**Task brief**
Search the records that follow and extract every line containing the string "Basin".

···

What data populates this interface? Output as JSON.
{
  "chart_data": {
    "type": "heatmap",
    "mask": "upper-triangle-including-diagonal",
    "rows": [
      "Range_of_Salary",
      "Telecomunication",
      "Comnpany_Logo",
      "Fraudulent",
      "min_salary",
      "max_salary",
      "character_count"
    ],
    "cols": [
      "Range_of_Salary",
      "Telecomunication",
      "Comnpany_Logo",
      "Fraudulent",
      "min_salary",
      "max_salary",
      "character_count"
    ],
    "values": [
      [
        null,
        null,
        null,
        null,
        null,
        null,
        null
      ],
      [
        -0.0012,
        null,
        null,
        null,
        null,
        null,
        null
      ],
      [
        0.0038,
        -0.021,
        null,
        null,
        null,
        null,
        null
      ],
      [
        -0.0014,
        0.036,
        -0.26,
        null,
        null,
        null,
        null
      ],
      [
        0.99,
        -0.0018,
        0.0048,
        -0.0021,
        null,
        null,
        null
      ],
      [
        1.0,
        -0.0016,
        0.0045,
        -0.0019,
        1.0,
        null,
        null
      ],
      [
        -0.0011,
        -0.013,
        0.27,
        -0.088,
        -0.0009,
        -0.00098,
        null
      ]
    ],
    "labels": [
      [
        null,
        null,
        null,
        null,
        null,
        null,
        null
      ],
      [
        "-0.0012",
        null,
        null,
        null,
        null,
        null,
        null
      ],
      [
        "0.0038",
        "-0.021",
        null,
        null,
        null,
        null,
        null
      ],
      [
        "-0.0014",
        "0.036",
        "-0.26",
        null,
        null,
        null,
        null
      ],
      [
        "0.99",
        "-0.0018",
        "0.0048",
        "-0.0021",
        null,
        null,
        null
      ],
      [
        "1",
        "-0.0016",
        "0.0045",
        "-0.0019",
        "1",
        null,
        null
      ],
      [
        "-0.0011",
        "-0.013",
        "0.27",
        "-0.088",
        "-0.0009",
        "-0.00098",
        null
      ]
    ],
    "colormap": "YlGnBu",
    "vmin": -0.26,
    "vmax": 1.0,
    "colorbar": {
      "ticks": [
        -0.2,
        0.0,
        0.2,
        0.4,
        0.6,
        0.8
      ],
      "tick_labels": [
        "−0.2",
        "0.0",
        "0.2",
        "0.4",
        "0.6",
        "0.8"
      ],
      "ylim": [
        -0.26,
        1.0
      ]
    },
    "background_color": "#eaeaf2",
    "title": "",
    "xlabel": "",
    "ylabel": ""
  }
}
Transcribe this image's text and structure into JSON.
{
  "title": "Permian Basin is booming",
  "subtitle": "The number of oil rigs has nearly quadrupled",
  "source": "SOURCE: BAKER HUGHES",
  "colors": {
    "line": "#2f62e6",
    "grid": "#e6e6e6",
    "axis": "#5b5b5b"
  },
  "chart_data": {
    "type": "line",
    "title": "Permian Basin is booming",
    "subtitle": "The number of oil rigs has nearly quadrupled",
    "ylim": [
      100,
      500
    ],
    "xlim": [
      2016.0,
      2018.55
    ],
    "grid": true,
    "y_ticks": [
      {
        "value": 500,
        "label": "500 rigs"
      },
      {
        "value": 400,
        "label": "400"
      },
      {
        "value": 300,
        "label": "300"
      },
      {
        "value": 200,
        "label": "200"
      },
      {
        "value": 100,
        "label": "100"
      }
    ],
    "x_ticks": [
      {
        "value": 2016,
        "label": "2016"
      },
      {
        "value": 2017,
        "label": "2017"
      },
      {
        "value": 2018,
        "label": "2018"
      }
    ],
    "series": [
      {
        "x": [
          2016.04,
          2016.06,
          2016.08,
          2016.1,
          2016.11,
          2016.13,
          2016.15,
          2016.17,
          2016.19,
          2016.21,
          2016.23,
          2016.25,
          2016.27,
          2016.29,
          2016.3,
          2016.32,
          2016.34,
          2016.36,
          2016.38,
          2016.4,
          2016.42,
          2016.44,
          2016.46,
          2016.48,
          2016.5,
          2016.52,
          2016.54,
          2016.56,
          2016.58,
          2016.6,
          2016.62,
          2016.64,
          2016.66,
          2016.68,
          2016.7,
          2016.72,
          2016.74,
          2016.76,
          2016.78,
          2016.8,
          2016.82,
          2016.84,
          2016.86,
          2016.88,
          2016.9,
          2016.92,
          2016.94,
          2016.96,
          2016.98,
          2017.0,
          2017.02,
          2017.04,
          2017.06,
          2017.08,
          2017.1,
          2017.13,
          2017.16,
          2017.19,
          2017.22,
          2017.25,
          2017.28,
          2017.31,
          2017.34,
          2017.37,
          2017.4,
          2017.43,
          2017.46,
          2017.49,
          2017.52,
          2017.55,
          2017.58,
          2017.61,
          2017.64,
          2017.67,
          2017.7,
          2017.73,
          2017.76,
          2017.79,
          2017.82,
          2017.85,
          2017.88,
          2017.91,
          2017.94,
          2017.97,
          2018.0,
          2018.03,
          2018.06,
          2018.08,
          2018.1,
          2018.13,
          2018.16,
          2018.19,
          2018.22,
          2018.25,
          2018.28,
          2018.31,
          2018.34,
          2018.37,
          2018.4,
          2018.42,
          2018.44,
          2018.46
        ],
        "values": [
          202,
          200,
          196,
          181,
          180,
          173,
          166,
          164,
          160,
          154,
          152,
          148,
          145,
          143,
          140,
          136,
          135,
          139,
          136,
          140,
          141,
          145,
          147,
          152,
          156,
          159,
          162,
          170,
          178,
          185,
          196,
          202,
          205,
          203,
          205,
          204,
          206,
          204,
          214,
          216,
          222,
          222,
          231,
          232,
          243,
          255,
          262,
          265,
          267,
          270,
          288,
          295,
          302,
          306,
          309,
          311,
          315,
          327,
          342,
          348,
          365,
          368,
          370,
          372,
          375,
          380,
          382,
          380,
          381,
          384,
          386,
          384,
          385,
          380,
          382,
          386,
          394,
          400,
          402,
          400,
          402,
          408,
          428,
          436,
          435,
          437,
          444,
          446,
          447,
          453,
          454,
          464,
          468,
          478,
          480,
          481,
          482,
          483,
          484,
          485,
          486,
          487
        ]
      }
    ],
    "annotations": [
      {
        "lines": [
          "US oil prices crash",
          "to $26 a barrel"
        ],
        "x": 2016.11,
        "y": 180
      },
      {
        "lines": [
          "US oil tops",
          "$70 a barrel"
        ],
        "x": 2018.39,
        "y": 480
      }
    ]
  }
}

···

**Solution to this exercise**
  "title": "Permian Basin is booming",
    "title": "Permian Basin is booming",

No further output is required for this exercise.